(Collection entries)
======
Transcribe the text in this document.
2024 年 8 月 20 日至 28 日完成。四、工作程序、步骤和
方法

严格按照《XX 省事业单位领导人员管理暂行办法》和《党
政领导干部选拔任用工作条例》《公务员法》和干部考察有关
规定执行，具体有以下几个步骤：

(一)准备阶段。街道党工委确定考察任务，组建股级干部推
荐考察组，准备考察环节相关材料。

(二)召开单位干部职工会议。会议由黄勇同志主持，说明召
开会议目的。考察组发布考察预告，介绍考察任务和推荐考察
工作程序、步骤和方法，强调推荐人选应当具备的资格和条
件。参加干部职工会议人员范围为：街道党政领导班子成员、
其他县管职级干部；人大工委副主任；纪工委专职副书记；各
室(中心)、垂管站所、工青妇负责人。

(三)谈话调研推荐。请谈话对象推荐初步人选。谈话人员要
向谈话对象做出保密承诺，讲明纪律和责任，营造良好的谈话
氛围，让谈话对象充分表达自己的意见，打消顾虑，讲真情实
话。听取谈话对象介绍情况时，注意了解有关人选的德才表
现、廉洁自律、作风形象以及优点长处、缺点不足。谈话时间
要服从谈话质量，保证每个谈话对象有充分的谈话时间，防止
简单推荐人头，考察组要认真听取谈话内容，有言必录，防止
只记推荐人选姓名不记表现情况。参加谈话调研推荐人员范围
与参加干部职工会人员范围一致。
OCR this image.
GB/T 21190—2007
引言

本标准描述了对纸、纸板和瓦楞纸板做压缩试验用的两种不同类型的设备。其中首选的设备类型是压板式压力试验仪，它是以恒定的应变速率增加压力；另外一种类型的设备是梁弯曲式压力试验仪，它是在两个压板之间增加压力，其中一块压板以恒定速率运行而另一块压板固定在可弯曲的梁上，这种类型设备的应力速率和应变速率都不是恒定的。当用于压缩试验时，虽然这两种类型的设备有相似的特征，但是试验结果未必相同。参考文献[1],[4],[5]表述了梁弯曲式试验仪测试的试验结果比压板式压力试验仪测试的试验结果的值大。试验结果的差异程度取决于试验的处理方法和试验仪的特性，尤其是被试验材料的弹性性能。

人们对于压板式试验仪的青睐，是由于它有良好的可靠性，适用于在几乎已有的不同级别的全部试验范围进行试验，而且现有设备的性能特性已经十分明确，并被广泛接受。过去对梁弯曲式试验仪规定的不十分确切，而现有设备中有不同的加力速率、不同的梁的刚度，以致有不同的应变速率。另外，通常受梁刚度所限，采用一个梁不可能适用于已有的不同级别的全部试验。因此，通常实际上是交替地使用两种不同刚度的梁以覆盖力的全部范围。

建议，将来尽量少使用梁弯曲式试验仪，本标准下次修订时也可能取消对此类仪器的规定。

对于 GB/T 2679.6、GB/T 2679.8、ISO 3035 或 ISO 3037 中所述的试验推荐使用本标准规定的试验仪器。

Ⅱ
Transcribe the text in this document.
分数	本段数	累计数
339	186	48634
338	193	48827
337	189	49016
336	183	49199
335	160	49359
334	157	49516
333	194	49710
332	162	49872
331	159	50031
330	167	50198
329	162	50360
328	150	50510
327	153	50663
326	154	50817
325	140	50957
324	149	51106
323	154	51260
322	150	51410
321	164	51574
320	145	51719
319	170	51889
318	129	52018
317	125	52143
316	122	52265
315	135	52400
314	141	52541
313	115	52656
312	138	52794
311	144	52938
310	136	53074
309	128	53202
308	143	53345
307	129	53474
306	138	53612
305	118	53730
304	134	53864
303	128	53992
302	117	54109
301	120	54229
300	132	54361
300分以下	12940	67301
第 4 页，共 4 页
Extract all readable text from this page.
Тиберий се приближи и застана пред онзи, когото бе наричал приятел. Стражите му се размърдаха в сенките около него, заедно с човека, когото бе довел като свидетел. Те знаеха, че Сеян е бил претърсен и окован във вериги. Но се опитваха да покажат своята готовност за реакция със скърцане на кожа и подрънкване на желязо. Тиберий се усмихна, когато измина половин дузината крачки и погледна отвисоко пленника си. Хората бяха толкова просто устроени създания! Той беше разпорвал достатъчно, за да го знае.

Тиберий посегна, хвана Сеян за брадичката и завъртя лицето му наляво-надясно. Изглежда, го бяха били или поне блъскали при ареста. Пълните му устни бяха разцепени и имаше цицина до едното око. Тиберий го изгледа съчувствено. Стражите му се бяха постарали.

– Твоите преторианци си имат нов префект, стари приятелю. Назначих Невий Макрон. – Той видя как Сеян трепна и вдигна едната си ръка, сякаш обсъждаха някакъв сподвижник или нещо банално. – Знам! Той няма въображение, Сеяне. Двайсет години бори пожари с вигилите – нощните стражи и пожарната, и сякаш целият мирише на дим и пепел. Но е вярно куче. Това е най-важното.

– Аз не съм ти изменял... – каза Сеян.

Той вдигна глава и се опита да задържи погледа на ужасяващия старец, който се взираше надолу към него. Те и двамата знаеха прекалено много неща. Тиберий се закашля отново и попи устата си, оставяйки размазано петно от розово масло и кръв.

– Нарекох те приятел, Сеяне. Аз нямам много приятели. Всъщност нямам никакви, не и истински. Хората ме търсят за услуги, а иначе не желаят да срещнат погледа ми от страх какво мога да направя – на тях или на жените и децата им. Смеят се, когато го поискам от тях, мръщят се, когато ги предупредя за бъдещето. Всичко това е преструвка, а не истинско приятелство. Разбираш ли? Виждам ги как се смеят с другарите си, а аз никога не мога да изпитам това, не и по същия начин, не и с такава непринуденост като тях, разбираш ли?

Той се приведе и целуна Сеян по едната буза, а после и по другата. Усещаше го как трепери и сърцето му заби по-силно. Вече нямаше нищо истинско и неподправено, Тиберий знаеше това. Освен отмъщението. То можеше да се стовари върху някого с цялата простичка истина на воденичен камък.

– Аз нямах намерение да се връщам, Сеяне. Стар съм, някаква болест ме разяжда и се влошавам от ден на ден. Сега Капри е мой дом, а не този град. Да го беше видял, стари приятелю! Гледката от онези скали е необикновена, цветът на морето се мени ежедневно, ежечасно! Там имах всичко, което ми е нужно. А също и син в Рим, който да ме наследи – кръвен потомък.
======
TASK INSTRUCTIONS:
Copy the material above, line for line.

SOLUTION BELOW:
Transcribe the text in this document.
2024 年 8 月 20 日至 28 日完成。四、工作程序、步骤和
方法

严格按照《XX 省事业单位领导人员管理暂行办法》和《党
政领导干部选拔任用工作条例》《公务员法》和干部考察有关
规定执行，具体有以下几个步骤：

(一)准备阶段。街道党工委确定考察任务，组建股级干部推
荐考察组，准备考察环节相关材料。

(二)召开单位干部职工会议。会议由黄勇同志主持，说明召
开会议目的。考察组发布考察预告，介绍考察任务和推荐考察
工作程序、步骤和方法，强调推荐人选应当具备的资格和条
件。参加干部职工会议人员范围为：街道党政领导班子成员、
其他县管职级干部；人大工委副主任；纪工委专职副书记；各
室(中心)、垂管站所、工青妇负责人。

(三)谈话调研推荐。请谈话对象推荐初步人选。谈话人员要
向谈话对象做出保密承诺，讲明纪律和责任，营造良好的谈话
氛围，让谈话对象充分表达自己的意见，打消顾虑，讲真情实
话。听取谈话对象介绍情况时，注意了解有关人选的德才表
现、廉洁自律、作风形象以及优点长处、缺点不足。谈话时间
要服从谈话质量，保证每个谈话对象有充分的谈话时间，防止
简单推荐人头，考察组要认真听取谈话内容，有言必录，防止
只记推荐人选姓名不记表现情况。参加谈话调研推荐人员范围
与参加干部职工会人员范围一致。
OCR this image.
GB/T 21190—2007
引言

本标准描述了对纸、纸板和瓦楞纸板做压缩试验用的两种不同类型的设备。其中首选的设备类型是压板式压力试验仪，它是以恒定的应变速率增加压力；另外一种类型的设备是梁弯曲式压力试验仪，它是在两个压板之间增加压力，其中一块压板以恒定速率运行而另一块压板固定在可弯曲的梁上，这种类型设备的应力速率和应变速率都不是恒定的。当用于压缩试验时，虽然这两种类型的设备有相似的特征，但是试验结果未必相同。参考文献[1],[4],[5]表述了梁弯曲式试验仪测试的试验结果比压板式压力试验仪测试的试验结果的值大。试验结果的差异程度取决于试验的处理方法和试验仪的特性，尤其是被试验材料的弹性性能。

人们对于压板式试验仪的青睐，是由于它有良好的可靠性，适用于在几乎已有的不同级别的全部试验范围进行试验，而且现有设备的性能特性已经十分明确，并被广泛接受。过去对梁弯曲式试验仪规定的不十分确切，而现有设备中有不同的加力速率、不同的梁的刚度，以致有不同的应变速率。另外，通常受梁刚度所限，采用一个梁不可能适用于已有的不同级别的全部试验。因此，通常实际上是交替地使用两种不同刚度的梁以覆盖力的全部范围。

建议，将来尽量少使用梁弯曲式试验仪，本标准下次修订时也可能取消对此类仪器的规定。

对于 GB/T 2679.6、GB/T 2679.8、ISO 3035 或 ISO 3037 中所述的试验推荐使用本标准规定的试验仪器。

Ⅱ
Transcribe the text in this document.
分数	本段数	累计数
339	186	48634
338	193	48827
337	189	49016
336	183	49199
335	160	49359
334	157	49516
333	194	49710
332	162	49872
331	159	50031
330	167	50198
329	162	50360
328	150	50510
327	153	50663
326	154	50817
325	140	50957
324	149	51106
323	154	51260
322	150	51410
321	164	51574
320	145	51719
319	170	51889
318	129	52018
317	125	52143
316	122	52265
315	135	52400
314	141	52541
313	115	52656
312	138	52794
311	144	52938
310	136	53074
309	128	53202
308	143	53345
307	129	53474
306	138	53612
305	118	53730
304	134	53864
303	128	53992
302	117	54109
301	120	54229
300	132	54361
300分以下	12940	67301
第 4 页，共 4 页
Extract all readable text from this page.
Тиберий се приближи и застана пред онзи, когото бе наричал приятел. Стражите му се размърдаха в сенките около него, заедно с човека, когото бе довел като свидетел. Те знаеха, че Сеян е бил претърсен и окован във вериги. Но се опитваха да покажат своята готовност за реакция със скърцане на кожа и подрънкване на желязо. Тиберий се усмихна, когато измина половин дузината крачки и погледна отвисоко пленника си. Хората бяха толкова просто устроени създания! Той беше разпорвал достатъчно, за да го знае.

Тиберий посегна, хвана Сеян за брадичката и завъртя лицето му наляво-надясно. Изглежда, го бяха били или поне блъскали при ареста. Пълните му устни бяха разцепени и имаше цицина до едното око. Тиберий го изгледа съчувствено. Стражите му се бяха постарали.

– Твоите преторианци си имат нов префект, стари приятелю. Назначих Невий Макрон. – Той видя как Сеян трепна и вдигна едната си ръка, сякаш обсъждаха някакъв сподвижник или нещо банално. – Знам! Той няма въображение, Сеяне. Двайсет години бори пожари с вигилите – нощните стражи и пожарната, и сякаш целият мирише на дим и пепел. Но е вярно куче. Това е най-важното.

– Аз не съм ти изменял... – каза Сеян.

Той вдигна глава и се опита да задържи погледа на ужасяващия старец, който се взираше надолу към него. Те и двамата знаеха прекалено много неща. Тиберий се закашля отново и попи устата си, оставяйки размазано петно от розово масло и кръв.

– Нарекох те приятел, Сеяне. Аз нямам много приятели. Всъщност нямам никакви, не и истински. Хората ме търсят за услуги, а иначе не желаят да срещнат погледа ми от страх какво мога да направя – на тях или на жените и децата им. Смеят се, когато го поискам от тях, мръщят се, когато ги предупредя за бъдещето. Всичко това е преструвка, а не истинско приятелство. Разбираш ли? Виждам ги как се смеят с другарите си, а аз никога не мога да изпитам това, не и по същия начин, не и с такава непринуденост като тях, разбираш ли?

Той се приведе и целуна Сеян по едната буза, а после и по другата. Усещаше го как трепери и сърцето му заби по-силно. Вече нямаше нищо истинско и неподправено, Тиберий знаеше това. Освен отмъщението. То можеше да се стовари върху някого с цялата простичка истина на воденичен камък.

– Аз нямах намерение да се връщам, Сеяне. Стар съм, някаква болест ме разяжда и се влошавам от ден на ден. Сега Капри е мой дом, а не този град. Да го беше видял, стари приятелю! Гледката от онези скали е необикновена, цветът на морето се мени ежедневно, ежечасно! Там имах всичко, което ми е нужно. А също и син в Рим, който да ме наследи – кръвен потомък.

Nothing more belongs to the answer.